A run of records
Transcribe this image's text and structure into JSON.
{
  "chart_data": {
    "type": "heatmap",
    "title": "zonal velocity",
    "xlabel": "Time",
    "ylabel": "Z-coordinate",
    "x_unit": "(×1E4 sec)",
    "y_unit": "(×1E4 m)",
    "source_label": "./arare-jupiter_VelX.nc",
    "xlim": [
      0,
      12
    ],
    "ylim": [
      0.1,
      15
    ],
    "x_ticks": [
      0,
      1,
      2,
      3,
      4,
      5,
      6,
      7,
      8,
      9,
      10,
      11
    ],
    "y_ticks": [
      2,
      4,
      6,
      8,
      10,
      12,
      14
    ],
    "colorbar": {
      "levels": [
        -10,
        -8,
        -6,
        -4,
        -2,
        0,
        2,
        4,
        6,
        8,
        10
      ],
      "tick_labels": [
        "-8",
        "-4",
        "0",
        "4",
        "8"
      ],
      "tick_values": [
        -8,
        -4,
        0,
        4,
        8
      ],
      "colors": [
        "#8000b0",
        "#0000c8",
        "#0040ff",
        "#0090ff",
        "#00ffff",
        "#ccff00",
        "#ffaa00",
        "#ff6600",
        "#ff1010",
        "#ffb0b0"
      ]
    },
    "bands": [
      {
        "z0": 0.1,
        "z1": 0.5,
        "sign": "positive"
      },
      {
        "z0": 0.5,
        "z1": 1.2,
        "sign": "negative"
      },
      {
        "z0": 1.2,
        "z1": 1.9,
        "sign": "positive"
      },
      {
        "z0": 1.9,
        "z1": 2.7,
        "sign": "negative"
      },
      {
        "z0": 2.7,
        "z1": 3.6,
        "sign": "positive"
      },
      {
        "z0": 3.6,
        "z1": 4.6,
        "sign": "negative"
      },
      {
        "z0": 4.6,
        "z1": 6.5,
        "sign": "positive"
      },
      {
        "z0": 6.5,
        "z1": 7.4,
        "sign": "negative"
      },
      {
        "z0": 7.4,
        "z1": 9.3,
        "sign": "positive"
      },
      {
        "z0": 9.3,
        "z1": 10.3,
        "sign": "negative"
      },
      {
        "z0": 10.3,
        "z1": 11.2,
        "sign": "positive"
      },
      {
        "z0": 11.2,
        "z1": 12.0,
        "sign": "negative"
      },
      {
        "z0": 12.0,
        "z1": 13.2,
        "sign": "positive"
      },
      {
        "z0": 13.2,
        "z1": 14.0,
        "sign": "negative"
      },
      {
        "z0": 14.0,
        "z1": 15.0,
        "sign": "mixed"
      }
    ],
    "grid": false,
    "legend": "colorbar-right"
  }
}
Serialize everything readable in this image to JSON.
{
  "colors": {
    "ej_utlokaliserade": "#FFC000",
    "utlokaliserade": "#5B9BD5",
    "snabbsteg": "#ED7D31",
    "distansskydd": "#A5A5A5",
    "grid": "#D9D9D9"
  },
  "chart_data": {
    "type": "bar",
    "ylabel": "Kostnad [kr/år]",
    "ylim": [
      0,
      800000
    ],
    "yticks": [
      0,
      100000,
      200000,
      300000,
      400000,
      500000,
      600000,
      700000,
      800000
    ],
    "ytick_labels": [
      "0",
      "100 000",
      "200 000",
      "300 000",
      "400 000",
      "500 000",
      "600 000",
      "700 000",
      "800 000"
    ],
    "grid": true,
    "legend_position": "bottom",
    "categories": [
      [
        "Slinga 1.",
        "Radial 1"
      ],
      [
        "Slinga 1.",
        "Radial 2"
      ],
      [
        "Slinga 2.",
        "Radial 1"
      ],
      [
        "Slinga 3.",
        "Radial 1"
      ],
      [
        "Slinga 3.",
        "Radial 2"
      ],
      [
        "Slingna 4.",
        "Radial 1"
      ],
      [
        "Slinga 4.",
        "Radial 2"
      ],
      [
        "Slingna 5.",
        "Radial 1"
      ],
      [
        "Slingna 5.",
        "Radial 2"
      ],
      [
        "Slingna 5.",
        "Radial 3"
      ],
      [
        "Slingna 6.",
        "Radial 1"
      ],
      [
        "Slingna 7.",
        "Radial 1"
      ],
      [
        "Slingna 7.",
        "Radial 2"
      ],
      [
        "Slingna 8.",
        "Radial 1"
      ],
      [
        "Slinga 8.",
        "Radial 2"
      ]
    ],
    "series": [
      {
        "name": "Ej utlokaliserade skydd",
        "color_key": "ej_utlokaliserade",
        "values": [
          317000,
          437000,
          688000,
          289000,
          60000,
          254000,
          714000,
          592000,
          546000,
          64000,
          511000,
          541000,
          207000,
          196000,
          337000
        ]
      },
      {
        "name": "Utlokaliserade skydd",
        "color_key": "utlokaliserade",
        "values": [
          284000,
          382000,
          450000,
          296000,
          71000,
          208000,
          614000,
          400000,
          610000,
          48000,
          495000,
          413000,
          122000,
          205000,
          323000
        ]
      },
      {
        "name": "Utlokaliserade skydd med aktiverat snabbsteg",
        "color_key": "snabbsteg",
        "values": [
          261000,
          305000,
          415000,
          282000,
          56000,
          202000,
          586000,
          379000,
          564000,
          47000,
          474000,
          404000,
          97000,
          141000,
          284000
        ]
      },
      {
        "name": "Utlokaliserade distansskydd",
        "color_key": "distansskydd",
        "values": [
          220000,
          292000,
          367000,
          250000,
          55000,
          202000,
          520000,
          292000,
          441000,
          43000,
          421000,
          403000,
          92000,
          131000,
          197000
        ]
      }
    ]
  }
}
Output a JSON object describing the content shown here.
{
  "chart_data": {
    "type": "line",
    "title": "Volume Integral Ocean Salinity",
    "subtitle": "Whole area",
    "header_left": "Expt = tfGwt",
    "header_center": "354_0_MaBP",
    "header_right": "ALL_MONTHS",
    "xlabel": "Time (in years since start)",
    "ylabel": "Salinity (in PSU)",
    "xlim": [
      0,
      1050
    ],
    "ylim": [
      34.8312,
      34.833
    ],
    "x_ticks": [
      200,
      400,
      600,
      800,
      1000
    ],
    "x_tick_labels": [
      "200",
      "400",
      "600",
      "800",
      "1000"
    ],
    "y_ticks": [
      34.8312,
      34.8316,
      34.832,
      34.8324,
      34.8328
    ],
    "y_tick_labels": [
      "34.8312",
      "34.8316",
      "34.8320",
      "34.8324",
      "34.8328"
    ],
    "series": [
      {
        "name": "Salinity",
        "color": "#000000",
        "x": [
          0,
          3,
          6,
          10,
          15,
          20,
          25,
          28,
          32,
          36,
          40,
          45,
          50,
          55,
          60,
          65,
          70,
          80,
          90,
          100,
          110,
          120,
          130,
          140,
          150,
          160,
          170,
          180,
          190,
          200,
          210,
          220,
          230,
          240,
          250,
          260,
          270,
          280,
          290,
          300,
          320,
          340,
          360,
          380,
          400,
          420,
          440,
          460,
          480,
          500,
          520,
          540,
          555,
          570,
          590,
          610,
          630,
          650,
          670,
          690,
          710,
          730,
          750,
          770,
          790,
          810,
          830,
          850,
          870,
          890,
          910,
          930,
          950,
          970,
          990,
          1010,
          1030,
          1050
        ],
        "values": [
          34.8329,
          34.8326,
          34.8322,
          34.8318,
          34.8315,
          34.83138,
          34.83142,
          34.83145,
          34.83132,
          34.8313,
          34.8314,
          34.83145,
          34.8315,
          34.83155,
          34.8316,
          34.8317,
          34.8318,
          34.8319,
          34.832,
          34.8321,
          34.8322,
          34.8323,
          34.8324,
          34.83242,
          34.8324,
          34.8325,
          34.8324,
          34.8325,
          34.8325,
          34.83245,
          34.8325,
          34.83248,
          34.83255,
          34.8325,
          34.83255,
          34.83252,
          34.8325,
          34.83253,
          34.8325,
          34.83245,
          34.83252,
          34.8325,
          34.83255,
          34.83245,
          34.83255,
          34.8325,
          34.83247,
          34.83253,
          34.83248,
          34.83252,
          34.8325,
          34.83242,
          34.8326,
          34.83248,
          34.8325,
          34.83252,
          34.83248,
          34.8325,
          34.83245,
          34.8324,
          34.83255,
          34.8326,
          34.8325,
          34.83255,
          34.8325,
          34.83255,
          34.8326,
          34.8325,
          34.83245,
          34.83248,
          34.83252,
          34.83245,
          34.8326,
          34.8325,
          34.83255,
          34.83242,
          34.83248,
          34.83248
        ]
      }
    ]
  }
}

DIRECTIVE
Check each line of the entries for the string "ylabel". Copy the lines that have it.

RIGHT ANSWER
    "ylabel": "Z-coordinate",
    "ylabel": "Kostnad [kr/år]",
    "ylabel": "Salinity (in PSU)",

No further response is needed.